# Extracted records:
============================================================
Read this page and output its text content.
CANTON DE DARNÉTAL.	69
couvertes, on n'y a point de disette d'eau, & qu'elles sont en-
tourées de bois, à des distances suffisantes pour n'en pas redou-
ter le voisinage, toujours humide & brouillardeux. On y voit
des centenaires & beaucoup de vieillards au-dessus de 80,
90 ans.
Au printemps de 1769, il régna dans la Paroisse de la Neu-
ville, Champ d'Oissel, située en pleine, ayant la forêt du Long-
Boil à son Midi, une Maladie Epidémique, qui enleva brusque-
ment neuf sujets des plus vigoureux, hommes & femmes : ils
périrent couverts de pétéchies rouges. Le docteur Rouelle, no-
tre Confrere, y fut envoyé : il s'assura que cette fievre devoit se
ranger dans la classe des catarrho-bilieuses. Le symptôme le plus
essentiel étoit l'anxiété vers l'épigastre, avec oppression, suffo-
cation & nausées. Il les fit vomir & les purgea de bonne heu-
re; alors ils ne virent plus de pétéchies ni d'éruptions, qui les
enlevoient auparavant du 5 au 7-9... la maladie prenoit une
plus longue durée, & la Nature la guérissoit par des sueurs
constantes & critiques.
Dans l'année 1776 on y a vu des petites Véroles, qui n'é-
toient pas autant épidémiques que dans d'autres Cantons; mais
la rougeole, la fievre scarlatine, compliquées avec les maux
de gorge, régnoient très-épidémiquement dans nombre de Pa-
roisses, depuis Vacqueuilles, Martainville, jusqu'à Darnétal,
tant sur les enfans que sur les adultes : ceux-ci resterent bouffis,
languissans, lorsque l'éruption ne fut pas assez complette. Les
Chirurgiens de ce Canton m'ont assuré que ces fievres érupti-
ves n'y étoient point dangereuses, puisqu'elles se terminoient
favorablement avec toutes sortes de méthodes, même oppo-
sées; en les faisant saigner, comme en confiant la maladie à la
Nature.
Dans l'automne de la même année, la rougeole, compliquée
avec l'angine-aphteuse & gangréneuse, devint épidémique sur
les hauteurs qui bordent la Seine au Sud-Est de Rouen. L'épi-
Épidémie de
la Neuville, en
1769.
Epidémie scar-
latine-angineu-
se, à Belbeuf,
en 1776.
============================================================
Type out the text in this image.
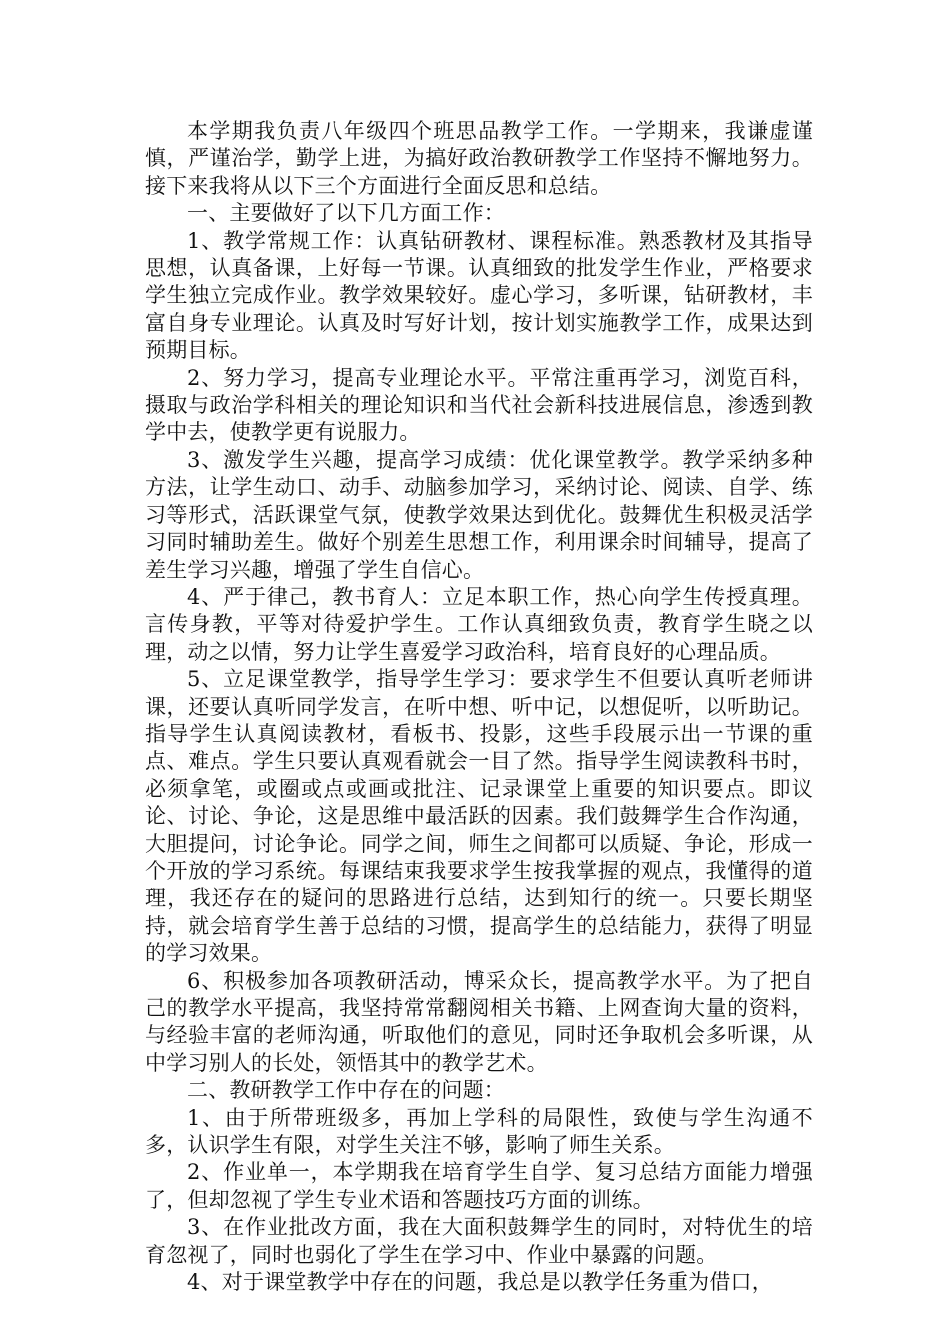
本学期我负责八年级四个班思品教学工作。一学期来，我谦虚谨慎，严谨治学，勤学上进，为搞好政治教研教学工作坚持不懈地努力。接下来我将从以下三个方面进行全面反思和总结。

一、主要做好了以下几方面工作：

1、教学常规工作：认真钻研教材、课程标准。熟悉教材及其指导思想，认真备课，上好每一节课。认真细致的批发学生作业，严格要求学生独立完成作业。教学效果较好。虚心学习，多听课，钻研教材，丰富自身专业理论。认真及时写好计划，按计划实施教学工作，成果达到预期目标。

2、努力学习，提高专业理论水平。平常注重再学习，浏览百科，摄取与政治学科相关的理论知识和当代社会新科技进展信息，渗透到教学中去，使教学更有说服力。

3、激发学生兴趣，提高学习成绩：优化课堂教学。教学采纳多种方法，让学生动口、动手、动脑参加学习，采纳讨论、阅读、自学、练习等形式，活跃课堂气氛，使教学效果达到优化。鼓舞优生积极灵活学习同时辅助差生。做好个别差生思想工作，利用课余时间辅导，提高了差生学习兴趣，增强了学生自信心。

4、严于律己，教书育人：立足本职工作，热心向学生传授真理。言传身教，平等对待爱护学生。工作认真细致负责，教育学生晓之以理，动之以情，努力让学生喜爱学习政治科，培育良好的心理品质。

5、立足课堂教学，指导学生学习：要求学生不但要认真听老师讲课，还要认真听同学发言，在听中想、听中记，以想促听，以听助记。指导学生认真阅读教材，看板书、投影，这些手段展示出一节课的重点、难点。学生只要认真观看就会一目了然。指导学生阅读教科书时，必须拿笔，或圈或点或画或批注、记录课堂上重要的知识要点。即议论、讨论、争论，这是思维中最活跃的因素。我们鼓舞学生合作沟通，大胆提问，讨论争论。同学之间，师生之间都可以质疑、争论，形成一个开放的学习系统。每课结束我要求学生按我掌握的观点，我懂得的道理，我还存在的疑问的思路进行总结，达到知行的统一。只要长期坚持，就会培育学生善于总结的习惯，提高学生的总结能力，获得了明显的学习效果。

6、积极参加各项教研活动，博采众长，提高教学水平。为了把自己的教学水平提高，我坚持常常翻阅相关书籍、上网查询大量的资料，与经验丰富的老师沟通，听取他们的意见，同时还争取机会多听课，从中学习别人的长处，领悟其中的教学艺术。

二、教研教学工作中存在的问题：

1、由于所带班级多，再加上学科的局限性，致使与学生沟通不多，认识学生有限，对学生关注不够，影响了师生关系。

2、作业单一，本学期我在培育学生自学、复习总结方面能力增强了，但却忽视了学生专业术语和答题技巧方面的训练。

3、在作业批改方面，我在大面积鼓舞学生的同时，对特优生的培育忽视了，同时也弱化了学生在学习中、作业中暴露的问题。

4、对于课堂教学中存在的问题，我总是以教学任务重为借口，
============================================================
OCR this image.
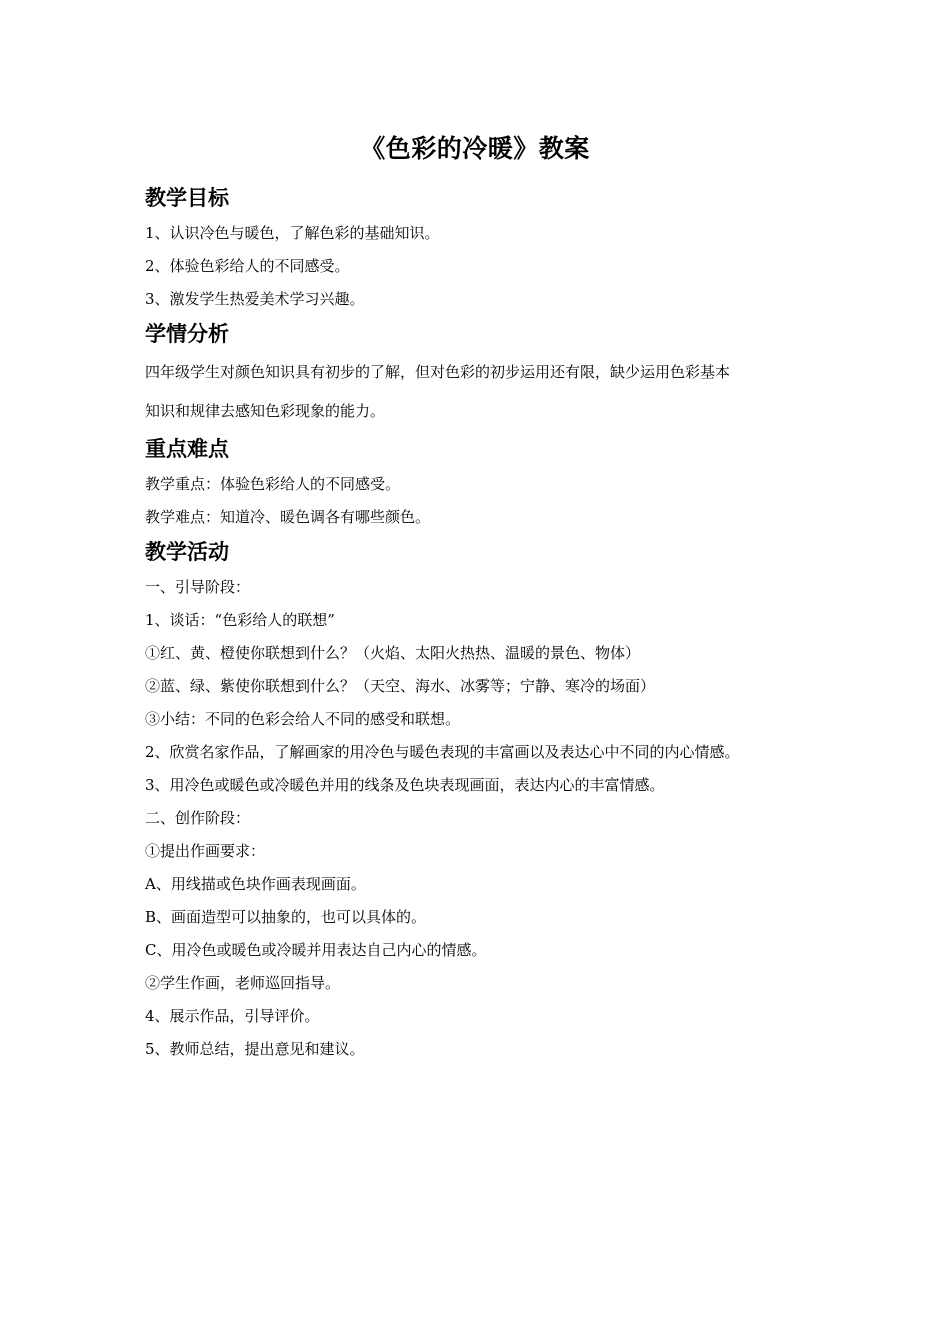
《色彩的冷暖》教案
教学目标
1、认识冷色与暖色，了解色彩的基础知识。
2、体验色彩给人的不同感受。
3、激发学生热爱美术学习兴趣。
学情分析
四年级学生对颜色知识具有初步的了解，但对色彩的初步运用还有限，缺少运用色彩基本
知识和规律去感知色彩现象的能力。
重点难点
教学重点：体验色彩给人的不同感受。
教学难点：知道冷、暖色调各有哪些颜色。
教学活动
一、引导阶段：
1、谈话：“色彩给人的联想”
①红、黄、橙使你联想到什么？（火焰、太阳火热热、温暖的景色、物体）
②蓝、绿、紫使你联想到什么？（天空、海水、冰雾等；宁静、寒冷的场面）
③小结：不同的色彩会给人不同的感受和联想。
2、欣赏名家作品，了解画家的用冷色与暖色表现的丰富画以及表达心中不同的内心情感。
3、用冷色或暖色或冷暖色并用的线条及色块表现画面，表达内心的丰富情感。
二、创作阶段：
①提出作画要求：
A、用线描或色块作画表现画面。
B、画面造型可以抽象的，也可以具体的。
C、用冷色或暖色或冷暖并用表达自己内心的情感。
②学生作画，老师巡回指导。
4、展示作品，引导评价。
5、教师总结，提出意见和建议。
============================================================
# TASK OBJECTIVE:
Say, as a bare number, how many lines in the entries above include the string "image".

# PROBLEM SOLUTION:
2